**Exercise requirements:** Copy every line that mentions the word "data".

**Exercise material:**
⁂
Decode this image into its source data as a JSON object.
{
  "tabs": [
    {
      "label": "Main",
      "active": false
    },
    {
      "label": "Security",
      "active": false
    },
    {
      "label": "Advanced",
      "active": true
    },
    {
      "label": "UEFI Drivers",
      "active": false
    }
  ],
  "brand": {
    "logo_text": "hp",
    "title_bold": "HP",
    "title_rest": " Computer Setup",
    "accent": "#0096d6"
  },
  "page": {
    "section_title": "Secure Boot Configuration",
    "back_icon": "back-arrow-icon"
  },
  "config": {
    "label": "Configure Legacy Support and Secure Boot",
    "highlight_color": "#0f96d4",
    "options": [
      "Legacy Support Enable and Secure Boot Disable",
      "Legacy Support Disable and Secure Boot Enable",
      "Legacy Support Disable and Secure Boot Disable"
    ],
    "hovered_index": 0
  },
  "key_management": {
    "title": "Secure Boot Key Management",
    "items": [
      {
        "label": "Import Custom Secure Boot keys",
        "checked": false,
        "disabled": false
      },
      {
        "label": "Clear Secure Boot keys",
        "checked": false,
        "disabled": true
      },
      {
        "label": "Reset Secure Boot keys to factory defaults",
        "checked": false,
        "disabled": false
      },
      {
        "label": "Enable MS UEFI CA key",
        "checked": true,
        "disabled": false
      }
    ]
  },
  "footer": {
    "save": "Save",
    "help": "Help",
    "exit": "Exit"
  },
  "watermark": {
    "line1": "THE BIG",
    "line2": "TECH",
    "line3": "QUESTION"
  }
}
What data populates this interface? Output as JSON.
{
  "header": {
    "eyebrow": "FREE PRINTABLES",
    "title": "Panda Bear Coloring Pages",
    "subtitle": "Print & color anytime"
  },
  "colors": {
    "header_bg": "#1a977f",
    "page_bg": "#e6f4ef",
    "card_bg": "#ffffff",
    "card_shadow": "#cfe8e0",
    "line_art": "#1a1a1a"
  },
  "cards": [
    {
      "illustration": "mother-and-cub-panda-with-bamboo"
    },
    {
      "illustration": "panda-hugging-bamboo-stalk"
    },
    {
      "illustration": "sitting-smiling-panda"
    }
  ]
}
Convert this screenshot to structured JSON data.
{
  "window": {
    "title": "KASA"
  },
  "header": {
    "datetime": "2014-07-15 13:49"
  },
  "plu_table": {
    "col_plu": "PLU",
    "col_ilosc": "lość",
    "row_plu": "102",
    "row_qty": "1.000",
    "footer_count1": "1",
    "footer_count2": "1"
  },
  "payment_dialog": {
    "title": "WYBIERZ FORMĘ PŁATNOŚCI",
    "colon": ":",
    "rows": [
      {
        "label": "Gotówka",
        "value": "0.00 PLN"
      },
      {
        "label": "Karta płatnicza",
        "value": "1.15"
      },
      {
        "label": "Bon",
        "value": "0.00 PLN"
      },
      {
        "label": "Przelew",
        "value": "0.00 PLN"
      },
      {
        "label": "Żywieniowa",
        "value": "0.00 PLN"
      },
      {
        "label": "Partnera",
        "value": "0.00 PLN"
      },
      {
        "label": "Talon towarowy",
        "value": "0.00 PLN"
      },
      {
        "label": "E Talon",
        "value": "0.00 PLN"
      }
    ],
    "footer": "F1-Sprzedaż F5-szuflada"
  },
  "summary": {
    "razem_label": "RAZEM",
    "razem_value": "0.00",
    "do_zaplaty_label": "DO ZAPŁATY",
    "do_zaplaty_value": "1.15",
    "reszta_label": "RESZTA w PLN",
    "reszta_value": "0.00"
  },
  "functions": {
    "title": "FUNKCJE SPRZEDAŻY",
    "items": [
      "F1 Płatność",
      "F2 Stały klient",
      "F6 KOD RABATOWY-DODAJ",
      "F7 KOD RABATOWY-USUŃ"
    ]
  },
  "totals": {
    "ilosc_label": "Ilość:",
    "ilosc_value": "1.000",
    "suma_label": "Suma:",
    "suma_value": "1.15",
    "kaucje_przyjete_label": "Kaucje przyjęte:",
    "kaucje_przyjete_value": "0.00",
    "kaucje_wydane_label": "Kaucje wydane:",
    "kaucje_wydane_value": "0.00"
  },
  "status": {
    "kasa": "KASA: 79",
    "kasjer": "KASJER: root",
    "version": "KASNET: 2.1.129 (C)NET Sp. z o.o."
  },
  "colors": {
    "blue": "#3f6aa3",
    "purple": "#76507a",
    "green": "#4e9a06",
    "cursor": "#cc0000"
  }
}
⁂
**Answer to the exercise:**
Decode this image into its source data as a JSON object.
What data populates this interface? Output as JSON.
Convert this screenshot to structured JSON data.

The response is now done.